All of the material below is to be retyped exactly.
— START —
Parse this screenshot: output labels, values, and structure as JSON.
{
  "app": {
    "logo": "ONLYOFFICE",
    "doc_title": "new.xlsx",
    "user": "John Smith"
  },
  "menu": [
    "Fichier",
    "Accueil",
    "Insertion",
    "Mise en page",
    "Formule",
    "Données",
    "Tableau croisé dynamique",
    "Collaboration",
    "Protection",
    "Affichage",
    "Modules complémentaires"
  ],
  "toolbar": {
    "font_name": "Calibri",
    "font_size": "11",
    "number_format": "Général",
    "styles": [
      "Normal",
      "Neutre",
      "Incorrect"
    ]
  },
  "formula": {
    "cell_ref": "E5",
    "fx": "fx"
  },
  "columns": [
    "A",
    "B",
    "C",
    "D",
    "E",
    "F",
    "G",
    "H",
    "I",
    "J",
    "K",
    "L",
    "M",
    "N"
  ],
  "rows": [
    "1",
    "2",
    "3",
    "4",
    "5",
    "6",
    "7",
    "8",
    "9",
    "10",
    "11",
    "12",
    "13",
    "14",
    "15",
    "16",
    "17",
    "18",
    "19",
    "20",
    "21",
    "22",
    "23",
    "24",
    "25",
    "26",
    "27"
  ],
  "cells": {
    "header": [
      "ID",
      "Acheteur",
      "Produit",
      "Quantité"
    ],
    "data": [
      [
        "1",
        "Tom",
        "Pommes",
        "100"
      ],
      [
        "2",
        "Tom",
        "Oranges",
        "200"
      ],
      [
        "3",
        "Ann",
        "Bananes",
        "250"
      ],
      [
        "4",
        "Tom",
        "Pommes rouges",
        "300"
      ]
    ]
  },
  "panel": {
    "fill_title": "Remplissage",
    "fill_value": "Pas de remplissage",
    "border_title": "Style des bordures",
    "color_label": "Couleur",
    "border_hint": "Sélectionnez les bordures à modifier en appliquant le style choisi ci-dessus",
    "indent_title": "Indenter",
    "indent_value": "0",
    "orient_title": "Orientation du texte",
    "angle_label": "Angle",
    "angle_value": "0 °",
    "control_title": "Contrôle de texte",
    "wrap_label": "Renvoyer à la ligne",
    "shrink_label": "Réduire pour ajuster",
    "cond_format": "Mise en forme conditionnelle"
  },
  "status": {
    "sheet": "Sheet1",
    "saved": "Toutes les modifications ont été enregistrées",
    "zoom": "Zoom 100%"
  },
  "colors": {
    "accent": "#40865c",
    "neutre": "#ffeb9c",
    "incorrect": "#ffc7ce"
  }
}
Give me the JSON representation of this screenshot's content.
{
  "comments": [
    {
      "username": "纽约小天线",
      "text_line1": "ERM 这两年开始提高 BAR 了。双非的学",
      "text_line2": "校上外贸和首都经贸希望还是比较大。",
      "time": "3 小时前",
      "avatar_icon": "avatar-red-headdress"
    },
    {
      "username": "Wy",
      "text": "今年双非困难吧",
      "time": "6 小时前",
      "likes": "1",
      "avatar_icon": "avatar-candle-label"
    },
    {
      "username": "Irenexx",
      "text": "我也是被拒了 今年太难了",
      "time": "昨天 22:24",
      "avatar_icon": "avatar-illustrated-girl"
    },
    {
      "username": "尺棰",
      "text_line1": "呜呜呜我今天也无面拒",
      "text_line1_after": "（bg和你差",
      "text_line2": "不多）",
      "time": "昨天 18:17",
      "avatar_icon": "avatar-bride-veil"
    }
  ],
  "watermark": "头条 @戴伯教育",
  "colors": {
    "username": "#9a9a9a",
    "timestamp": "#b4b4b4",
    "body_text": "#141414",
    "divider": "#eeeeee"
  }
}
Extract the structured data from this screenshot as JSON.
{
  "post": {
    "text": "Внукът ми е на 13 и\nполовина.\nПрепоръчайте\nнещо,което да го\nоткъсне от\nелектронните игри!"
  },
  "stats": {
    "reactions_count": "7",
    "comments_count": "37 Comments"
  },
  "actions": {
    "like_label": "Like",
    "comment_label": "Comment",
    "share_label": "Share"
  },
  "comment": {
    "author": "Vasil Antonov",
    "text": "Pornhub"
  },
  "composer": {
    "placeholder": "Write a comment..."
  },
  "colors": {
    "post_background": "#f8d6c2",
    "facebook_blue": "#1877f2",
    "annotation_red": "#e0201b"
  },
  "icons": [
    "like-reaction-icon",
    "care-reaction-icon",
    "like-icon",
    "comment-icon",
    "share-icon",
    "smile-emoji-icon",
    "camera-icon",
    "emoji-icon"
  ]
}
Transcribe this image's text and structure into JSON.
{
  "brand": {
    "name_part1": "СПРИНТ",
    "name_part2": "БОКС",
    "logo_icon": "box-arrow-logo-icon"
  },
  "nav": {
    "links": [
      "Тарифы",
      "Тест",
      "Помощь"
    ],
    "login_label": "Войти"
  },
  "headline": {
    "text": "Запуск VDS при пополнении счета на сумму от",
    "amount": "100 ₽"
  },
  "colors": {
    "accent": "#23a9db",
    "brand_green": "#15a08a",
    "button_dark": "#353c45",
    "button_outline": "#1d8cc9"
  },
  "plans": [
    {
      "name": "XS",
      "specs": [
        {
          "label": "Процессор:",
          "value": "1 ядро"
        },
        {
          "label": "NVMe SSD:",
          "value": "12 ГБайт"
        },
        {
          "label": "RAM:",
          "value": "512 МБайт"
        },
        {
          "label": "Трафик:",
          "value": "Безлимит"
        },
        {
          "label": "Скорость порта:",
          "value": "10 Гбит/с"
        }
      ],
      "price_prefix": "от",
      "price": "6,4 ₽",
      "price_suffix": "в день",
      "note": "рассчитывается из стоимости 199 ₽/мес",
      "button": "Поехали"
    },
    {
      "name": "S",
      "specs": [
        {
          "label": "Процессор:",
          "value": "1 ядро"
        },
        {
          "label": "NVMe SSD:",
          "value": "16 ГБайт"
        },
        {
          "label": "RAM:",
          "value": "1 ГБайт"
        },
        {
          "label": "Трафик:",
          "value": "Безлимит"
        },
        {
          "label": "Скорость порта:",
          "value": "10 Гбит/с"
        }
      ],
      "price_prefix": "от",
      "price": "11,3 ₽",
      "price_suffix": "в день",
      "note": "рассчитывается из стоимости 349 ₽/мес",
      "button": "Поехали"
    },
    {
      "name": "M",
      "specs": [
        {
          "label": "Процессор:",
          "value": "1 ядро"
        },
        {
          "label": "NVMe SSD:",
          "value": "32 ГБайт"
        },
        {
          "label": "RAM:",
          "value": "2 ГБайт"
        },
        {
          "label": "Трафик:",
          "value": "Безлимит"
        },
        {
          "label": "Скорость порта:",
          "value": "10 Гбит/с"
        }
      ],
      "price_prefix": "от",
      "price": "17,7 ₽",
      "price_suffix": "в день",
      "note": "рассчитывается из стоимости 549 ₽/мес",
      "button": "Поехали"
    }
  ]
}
— END —
▸ Correct response
Parse this screenshot: output labels, values, and structure as JSON.
{
  "app": {
    "logo": "ONLYOFFICE",
    "doc_title": "new.xlsx",
    "user": "John Smith"
  },
  "menu": [
    "Fichier",
    "Accueil",
    "Insertion",
    "Mise en page",
    "Formule",
    "Données",
    "Tableau croisé dynamique",
    "Collaboration",
    "Protection",
    "Affichage",
    "Modules complémentaires"
  ],
  "toolbar": {
    "font_name": "Calibri",
    "font_size": "11",
    "number_format": "Général",
    "styles": [
      "Normal",
      "Neutre",
      "Incorrect"
    ]
  },
  "formula": {
    "cell_ref": "E5",
    "fx": "fx"
  },
  "columns": [
    "A",
    "B",
    "C",
    "D",
    "E",
    "F",
    "G",
    "H",
    "I",
    "J",
    "K",
    "L",
    "M",
    "N"
  ],
  "rows": [
    "1",
    "2",
    "3",
    "4",
    "5",
    "6",
    "7",
    "8",
    "9",
    "10",
    "11",
    "12",
    "13",
    "14",
    "15",
    "16",
    "17",
    "18",
    "19",
    "20",
    "21",
    "22",
    "23",
    "24",
    "25",
    "26",
    "27"
  ],
  "cells": {
    "header": [
      "ID",
      "Acheteur",
      "Produit",
      "Quantité"
    ],
    "data": [
      [
        "1",
        "Tom",
        "Pommes",
        "100"
      ],
      [
        "2",
        "Tom",
        "Oranges",
        "200"
      ],
      [
        "3",
        "Ann",
        "Bananes",
        "250"
      ],
      [
        "4",
        "Tom",
        "Pommes rouges",
        "300"
      ]
    ]
  },
  "panel": {
    "fill_title": "Remplissage",
    "fill_value": "Pas de remplissage",
    "border_title": "Style des bordures",
    "color_label": "Couleur",
    "border_hint": "Sélectionnez les bordures à modifier en appliquant le style choisi ci-dessus",
    "indent_title": "Indenter",
    "indent_value": "0",
    "orient_title": "Orientation du texte",
    "angle_label": "Angle",
    "angle_value": "0 °",
    "control_title": "Contrôle de texte",
    "wrap_label": "Renvoyer à la ligne",
    "shrink_label": "Réduire pour ajuster",
    "cond_format": "Mise en forme conditionnelle"
  },
  "status": {
    "sheet": "Sheet1",
    "saved": "Toutes les modifications ont été enregistrées",
    "zoom": "Zoom 100%"
  },
  "colors": {
    "accent": "#40865c",
    "neutre": "#ffeb9c",
    "incorrect": "#ffc7ce"
  }
}
Give me the JSON representation of this screenshot's content.
{
  "comments": [
    {
      "username": "纽约小天线",
      "text_line1": "ERM 这两年开始提高 BAR 了。双非的学",
      "text_line2": "校上外贸和首都经贸希望还是比较大。",
      "time": "3 小时前",
      "avatar_icon": "avatar-red-headdress"
    },
    {
      "username": "Wy",
      "text": "今年双非困难吧",
      "time": "6 小时前",
      "likes": "1",
      "avatar_icon": "avatar-candle-label"
    },
    {
      "username": "Irenexx",
      "text": "我也是被拒了 今年太难了",
      "time": "昨天 22:24",
      "avatar_icon": "avatar-illustrated-girl"
    },
    {
      "username": "尺棰",
      "text_line1": "呜呜呜我今天也无面拒",
      "text_line1_after": "（bg和你差",
      "text_line2": "不多）",
      "time": "昨天 18:17",
      "avatar_icon": "avatar-bride-veil"
    }
  ],
  "watermark": "头条 @戴伯教育",
  "colors": {
    "username": "#9a9a9a",
    "timestamp": "#b4b4b4",
    "body_text": "#141414",
    "divider": "#eeeeee"
  }
}
Extract the structured data from this screenshot as JSON.
{
  "post": {
    "text": "Внукът ми е на 13 и\nполовина.\nПрепоръчайте\nнещо,което да го\nоткъсне от\nелектронните игри!"
  },
  "stats": {
    "reactions_count": "7",
    "comments_count": "37 Comments"
  },
  "actions": {
    "like_label": "Like",
    "comment_label": "Comment",
    "share_label": "Share"
  },
  "comment": {
    "author": "Vasil Antonov",
    "text": "Pornhub"
  },
  "composer": {
    "placeholder": "Write a comment..."
  },
  "colors": {
    "post_background": "#f8d6c2",
    "facebook_blue": "#1877f2",
    "annotation_red": "#e0201b"
  },
  "icons": [
    "like-reaction-icon",
    "care-reaction-icon",
    "like-icon",
    "comment-icon",
    "share-icon",
    "smile-emoji-icon",
    "camera-icon",
    "emoji-icon"
  ]
}
Transcribe this image's text and structure into JSON.
{
  "brand": {
    "name_part1": "СПРИНТ",
    "name_part2": "БОКС",
    "logo_icon": "box-arrow-logo-icon"
  },
  "nav": {
    "links": [
      "Тарифы",
      "Тест",
      "Помощь"
    ],
    "login_label": "Войти"
  },
  "headline": {
    "text": "Запуск VDS при пополнении счета на сумму от",
    "amount": "100 ₽"
  },
  "colors": {
    "accent": "#23a9db",
    "brand_green": "#15a08a",
    "button_dark": "#353c45",
    "button_outline": "#1d8cc9"
  },
  "plans": [
    {
      "name": "XS",
      "specs": [
        {
          "label": "Процессор:",
          "value": "1 ядро"
        },
        {
          "label": "NVMe SSD:",
          "value": "12 ГБайт"
        },
        {
          "label": "RAM:",
          "value": "512 МБайт"
        },
        {
          "label": "Трафик:",
          "value": "Безлимит"
        },
        {
          "label": "Скорость порта:",
          "value": "10 Гбит/с"
        }
      ],
      "price_prefix": "от",
      "price": "6,4 ₽",
      "price_suffix": "в день",
      "note": "рассчитывается из стоимости 199 ₽/мес",
      "button": "Поехали"
    },
    {
      "name": "S",
      "specs": [
        {
          "label": "Процессор:",
          "value": "1 ядро"
        },
        {
          "label": "NVMe SSD:",
          "value": "16 ГБайт"
        },
        {
          "label": "RAM:",
          "value": "1 ГБайт"
        },
        {
          "label": "Трафик:",
          "value": "Безлимит"
        },
        {
          "label": "Скорость порта:",
          "value": "10 Гбит/с"
        }
      ],
      "price_prefix": "от",
      "price": "11,3 ₽",
      "price_suffix": "в день",
      "note": "рассчитывается из стоимости 349 ₽/мес",
      "button": "Поехали"
    },
    {
      "name": "M",
      "specs": [
        {
          "label": "Процессор:",
          "value": "1 ядро"
        },
        {
          "label": "NVMe SSD:",
          "value": "32 ГБайт"
        },
        {
          "label": "RAM:",
          "value": "2 ГБайт"
        },
        {
          "label": "Трафик:",
          "value": "Безлимит"
        },
        {
          "label": "Скорость порта:",
          "value": "10 Гбит/с"
        }
      ],
      "price_prefix": "от",
      "price": "17,7 ₽",
      "price_suffix": "в день",
      "note": "рассчитывается из стоимости 549 ₽/мес",
      "button": "Поехали"
    }
  ]
}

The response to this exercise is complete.